■ DATASET ENTRIES ■
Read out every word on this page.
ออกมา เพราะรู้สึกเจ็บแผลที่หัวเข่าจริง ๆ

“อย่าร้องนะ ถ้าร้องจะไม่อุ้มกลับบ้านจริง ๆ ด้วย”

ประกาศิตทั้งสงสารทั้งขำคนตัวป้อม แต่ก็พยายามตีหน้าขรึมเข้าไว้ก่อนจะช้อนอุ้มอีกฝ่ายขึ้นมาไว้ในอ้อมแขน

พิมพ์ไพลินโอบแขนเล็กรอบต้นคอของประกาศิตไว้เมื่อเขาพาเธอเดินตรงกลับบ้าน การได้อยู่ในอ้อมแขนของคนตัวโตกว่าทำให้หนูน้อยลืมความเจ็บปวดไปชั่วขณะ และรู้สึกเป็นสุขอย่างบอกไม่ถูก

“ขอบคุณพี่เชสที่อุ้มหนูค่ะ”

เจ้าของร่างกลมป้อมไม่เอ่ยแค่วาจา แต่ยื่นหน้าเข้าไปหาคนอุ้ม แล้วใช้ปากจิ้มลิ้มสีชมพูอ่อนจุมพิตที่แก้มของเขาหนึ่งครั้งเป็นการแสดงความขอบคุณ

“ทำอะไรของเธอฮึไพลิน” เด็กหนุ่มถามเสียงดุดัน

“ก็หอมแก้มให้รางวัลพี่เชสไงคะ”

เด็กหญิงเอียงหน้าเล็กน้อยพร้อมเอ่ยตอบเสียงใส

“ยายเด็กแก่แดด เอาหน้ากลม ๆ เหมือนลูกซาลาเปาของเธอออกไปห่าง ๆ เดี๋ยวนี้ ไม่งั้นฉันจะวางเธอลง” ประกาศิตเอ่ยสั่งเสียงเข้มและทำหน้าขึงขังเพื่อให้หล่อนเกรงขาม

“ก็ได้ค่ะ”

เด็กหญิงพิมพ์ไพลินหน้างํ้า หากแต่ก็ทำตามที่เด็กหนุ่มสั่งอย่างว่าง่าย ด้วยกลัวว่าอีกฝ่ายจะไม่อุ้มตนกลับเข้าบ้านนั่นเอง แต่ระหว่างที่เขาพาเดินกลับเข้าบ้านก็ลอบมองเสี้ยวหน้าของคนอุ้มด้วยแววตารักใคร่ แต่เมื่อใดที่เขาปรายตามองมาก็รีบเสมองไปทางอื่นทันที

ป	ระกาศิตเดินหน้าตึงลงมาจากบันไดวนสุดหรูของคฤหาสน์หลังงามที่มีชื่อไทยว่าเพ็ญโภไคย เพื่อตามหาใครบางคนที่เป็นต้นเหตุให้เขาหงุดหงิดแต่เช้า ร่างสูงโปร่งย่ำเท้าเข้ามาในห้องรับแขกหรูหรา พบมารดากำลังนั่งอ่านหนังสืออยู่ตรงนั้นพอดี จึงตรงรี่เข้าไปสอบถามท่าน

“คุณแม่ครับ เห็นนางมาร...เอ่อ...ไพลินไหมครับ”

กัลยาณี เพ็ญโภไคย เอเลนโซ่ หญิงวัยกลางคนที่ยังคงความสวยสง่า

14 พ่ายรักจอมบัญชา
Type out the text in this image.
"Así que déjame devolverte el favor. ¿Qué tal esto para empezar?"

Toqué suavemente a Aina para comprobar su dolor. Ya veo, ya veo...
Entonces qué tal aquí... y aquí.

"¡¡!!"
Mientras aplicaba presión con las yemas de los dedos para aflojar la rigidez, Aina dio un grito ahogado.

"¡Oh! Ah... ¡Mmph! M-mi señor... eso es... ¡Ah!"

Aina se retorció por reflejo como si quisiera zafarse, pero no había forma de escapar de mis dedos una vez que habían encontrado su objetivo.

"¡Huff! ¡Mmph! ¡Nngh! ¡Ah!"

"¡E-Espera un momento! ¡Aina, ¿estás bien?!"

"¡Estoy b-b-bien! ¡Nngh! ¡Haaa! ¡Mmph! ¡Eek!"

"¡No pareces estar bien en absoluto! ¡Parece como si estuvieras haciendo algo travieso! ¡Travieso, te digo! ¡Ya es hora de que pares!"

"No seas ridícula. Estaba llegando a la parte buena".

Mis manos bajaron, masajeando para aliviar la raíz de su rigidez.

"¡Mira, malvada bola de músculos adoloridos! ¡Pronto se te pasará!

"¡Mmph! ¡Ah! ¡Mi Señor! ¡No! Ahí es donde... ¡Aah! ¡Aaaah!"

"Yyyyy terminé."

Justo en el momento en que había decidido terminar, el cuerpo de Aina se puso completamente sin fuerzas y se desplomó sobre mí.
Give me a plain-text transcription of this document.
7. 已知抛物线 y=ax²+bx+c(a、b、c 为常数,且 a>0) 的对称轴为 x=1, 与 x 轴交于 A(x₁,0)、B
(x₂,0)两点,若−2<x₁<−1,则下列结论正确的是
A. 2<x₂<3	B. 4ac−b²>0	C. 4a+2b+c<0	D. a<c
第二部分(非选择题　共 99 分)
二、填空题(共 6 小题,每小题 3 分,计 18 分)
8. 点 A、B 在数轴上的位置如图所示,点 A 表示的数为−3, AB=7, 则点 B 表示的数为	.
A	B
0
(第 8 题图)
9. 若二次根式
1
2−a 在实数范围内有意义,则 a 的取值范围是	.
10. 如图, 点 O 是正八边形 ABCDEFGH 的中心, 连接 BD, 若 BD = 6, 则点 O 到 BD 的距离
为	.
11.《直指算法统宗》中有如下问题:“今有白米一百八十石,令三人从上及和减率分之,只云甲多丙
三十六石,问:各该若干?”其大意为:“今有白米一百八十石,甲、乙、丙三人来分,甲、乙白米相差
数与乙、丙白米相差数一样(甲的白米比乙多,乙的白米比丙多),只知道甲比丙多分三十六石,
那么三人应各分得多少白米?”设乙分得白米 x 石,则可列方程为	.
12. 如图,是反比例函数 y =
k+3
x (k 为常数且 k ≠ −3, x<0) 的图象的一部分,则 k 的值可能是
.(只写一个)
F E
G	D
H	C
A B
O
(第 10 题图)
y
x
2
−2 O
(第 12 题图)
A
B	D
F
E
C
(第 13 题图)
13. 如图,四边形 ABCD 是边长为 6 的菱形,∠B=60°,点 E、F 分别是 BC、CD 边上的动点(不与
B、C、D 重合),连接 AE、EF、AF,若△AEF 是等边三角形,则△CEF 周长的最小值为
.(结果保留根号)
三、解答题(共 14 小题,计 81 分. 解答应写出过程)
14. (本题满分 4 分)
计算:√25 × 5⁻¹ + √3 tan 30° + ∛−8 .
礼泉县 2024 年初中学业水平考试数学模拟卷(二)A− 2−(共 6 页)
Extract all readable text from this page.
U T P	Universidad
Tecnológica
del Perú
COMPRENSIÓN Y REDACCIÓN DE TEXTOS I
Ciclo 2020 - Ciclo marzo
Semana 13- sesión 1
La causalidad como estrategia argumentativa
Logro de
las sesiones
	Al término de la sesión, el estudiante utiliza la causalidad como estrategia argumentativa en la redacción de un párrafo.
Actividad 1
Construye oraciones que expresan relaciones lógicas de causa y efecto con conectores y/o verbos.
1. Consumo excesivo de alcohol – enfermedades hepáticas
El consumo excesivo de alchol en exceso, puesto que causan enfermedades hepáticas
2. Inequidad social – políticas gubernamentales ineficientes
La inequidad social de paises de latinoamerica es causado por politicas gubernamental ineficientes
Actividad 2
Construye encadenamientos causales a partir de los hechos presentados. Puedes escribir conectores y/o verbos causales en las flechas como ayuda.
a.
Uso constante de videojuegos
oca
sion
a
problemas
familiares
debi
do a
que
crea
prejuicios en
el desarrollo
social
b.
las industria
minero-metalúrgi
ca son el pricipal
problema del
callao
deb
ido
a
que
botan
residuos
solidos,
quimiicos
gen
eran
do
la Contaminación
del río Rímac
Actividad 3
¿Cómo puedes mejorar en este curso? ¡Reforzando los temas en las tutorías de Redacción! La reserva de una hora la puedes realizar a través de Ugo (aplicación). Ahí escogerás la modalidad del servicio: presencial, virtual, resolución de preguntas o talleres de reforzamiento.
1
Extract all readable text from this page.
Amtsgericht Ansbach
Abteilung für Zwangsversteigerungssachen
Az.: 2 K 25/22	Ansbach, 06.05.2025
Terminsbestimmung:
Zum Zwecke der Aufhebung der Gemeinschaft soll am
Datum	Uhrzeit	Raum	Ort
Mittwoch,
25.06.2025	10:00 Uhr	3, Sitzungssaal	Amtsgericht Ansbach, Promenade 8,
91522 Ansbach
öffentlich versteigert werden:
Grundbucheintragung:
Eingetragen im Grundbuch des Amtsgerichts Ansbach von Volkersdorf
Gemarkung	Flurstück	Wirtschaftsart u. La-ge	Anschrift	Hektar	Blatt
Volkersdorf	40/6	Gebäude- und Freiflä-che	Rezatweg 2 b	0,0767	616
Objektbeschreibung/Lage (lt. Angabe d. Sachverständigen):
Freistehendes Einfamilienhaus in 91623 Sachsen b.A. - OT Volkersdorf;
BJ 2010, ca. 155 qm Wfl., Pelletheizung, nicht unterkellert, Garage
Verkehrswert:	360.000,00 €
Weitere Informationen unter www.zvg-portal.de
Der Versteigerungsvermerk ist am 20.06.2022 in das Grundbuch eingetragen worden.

■ EXERCISE REQUIREMENTS ■
Read the lines above. Gather those in which the string "Mmph" is found.

■ SOLUTION ■
"¡Oh! Ah... ¡Mmph! M-mi señor... eso es... ¡Ah!"
"¡Huff! ¡Mmph! ¡Nngh! ¡Ah!"
"¡Estoy b-b-bien! ¡Nngh! ¡Haaa! ¡Mmph! ¡Eek!"
"¡Mmph! ¡Ah! ¡Mi Señor! ¡No! Ahí es donde... ¡Aah! ¡Aaaah!"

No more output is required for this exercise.